**What is asked**
In the listing below, locate the lines that hold "第三单元达标练习" and copy them.

— Begin —

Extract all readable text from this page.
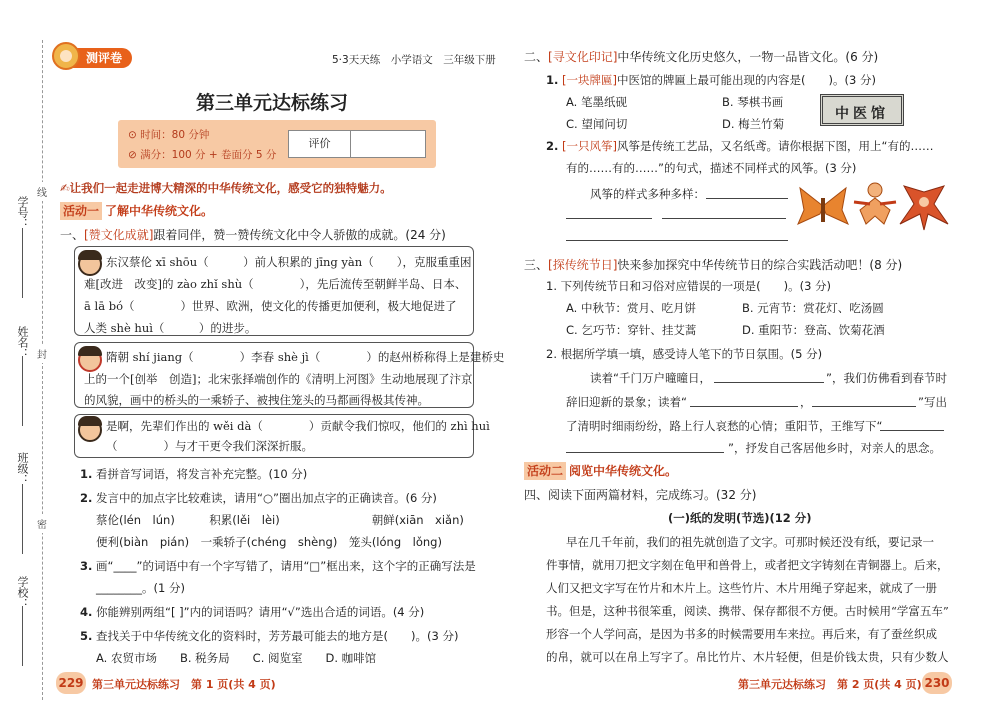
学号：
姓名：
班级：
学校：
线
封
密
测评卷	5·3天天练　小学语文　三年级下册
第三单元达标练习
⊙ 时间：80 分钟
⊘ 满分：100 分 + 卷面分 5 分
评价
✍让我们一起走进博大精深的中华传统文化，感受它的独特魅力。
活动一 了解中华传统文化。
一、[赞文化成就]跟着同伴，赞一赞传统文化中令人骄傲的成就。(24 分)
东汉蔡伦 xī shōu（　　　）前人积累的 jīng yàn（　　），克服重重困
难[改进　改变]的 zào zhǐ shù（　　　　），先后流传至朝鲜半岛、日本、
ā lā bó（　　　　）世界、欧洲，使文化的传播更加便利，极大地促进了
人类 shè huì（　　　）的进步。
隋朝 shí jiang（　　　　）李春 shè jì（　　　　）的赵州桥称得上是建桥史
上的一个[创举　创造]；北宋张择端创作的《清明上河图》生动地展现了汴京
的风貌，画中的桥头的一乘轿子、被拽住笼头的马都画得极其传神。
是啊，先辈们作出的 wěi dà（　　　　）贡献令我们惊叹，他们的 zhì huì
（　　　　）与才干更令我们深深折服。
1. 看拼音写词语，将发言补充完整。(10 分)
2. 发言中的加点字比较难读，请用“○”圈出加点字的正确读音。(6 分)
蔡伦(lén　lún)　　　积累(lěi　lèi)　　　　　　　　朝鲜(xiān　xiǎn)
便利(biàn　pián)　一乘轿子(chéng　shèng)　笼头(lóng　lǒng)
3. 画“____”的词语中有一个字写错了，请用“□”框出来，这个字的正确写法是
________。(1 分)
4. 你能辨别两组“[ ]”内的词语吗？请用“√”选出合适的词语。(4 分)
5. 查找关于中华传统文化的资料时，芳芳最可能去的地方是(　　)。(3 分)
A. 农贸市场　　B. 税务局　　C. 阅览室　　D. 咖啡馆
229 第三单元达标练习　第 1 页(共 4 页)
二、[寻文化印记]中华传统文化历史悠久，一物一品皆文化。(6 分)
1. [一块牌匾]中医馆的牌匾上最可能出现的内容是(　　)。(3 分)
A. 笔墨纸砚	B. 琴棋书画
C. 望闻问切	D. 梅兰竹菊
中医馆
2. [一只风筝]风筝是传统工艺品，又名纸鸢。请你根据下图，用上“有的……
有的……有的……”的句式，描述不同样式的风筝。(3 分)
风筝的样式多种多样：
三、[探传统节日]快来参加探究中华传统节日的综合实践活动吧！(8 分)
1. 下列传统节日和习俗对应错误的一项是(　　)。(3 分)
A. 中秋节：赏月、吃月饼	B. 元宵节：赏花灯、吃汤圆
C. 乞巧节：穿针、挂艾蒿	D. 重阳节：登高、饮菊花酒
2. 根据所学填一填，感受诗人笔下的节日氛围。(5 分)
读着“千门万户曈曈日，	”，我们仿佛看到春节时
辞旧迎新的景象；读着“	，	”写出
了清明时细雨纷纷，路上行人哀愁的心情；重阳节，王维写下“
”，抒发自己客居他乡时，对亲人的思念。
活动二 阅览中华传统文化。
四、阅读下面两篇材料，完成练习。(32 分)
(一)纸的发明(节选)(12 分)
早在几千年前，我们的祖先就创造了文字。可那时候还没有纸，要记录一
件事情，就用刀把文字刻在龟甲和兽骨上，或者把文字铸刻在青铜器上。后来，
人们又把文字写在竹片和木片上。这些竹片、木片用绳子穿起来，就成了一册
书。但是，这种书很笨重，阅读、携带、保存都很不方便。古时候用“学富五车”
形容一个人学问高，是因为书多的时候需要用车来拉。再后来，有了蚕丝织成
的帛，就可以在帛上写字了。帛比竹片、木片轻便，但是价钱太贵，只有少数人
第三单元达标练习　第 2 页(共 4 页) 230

— End —

**Expected answer**
第三单元达标练习
229 第三单元达标练习　第 1 页(共 4 页)
第三单元达标练习　第 2 页(共 4 页) 230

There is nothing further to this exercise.